▶ _PROBLEM DESCRIPTION_: Your task is to reproduce the entries below word for word.

▶ _EXCERPTED RECORDS_:
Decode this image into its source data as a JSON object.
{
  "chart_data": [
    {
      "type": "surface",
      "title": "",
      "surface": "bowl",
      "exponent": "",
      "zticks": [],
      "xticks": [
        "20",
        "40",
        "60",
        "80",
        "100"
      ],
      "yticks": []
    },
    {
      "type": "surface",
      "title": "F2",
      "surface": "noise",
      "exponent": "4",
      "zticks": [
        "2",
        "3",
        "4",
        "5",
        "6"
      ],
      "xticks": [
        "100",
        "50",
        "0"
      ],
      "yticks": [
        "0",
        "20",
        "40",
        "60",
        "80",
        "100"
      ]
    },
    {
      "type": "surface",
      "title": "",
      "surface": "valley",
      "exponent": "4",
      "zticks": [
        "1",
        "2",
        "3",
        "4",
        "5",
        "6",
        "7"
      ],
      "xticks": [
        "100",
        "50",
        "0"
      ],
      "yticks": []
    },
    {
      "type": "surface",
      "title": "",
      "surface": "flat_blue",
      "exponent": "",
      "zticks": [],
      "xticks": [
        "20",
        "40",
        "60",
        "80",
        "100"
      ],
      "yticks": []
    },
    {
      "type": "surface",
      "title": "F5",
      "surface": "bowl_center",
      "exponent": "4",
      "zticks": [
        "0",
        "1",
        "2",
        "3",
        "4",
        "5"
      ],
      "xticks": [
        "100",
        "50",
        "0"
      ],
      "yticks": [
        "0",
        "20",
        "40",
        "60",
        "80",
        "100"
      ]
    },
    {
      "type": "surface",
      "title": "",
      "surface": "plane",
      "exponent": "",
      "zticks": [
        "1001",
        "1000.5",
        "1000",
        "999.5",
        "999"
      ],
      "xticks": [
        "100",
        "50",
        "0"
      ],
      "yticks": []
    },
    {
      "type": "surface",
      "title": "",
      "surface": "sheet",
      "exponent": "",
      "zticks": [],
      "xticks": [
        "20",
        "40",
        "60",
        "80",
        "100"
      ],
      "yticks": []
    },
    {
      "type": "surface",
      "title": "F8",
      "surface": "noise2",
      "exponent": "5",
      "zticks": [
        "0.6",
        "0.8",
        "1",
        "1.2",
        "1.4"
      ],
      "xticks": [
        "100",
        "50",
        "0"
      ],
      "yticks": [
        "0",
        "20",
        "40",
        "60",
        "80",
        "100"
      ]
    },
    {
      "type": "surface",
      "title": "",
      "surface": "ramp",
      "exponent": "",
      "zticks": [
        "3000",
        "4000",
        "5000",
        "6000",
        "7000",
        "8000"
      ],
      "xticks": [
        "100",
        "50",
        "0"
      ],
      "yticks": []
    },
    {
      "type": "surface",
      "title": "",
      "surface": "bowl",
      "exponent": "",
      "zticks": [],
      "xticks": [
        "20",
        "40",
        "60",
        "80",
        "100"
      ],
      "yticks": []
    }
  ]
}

▶ _THE COMPLETED TASK_:
Decode this image into its source data as a JSON object.
{
  "chart_data": [
    {
      "type": "surface",
      "title": "",
      "surface": "bowl",
      "exponent": "",
      "zticks": [],
      "xticks": [
        "20",
        "40",
        "60",
        "80",
        "100"
      ],
      "yticks": []
    },
    {
      "type": "surface",
      "title": "F2",
      "surface": "noise",
      "exponent": "4",
      "zticks": [
        "2",
        "3",
        "4",
        "5",
        "6"
      ],
      "xticks": [
        "100",
        "50",
        "0"
      ],
      "yticks": [
        "0",
        "20",
        "40",
        "60",
        "80",
        "100"
      ]
    },
    {
      "type": "surface",
      "title": "",
      "surface": "valley",
      "exponent": "4",
      "zticks": [
        "1",
        "2",
        "3",
        "4",
        "5",
        "6",
        "7"
      ],
      "xticks": [
        "100",
        "50",
        "0"
      ],
      "yticks": []
    },
    {
      "type": "surface",
      "title": "",
      "surface": "flat_blue",
      "exponent": "",
      "zticks": [],
      "xticks": [
        "20",
        "40",
        "60",
        "80",
        "100"
      ],
      "yticks": []
    },
    {
      "type": "surface",
      "title": "F5",
      "surface": "bowl_center",
      "exponent": "4",
      "zticks": [
        "0",
        "1",
        "2",
        "3",
        "4",
        "5"
      ],
      "xticks": [
        "100",
        "50",
        "0"
      ],
      "yticks": [
        "0",
        "20",
        "40",
        "60",
        "80",
        "100"
      ]
    },
    {
      "type": "surface",
      "title": "",
      "surface": "plane",
      "exponent": "",
      "zticks": [
        "1001",
        "1000.5",
        "1000",
        "999.5",
        "999"
      ],
      "xticks": [
        "100",
        "50",
        "0"
      ],
      "yticks": []
    },
    {
      "type": "surface",
      "title": "",
      "surface": "sheet",
      "exponent": "",
      "zticks": [],
      "xticks": [
        "20",
        "40",
        "60",
        "80",
        "100"
      ],
      "yticks": []
    },
    {
      "type": "surface",
      "title": "F8",
      "surface": "noise2",
      "exponent": "5",
      "zticks": [
        "0.6",
        "0.8",
        "1",
        "1.2",
        "1.4"
      ],
      "xticks": [
        "100",
        "50",
        "0"
      ],
      "yticks": [
        "0",
        "20",
        "40",
        "60",
        "80",
        "100"
      ]
    },
    {
      "type": "surface",
      "title": "",
      "surface": "ramp",
      "exponent": "",
      "zticks": [
        "3000",
        "4000",
        "5000",
        "6000",
        "7000",
        "8000"
      ],
      "xticks": [
        "100",
        "50",
        "0"
      ],
      "yticks": []
    },
    {
      "type": "surface",
      "title": "",
      "surface": "bowl",
      "exponent": "",
      "zticks": [],
      "xticks": [
        "20",
        "40",
        "60",
        "80",
        "100"
      ],
      "yticks": []
    }
  ]
}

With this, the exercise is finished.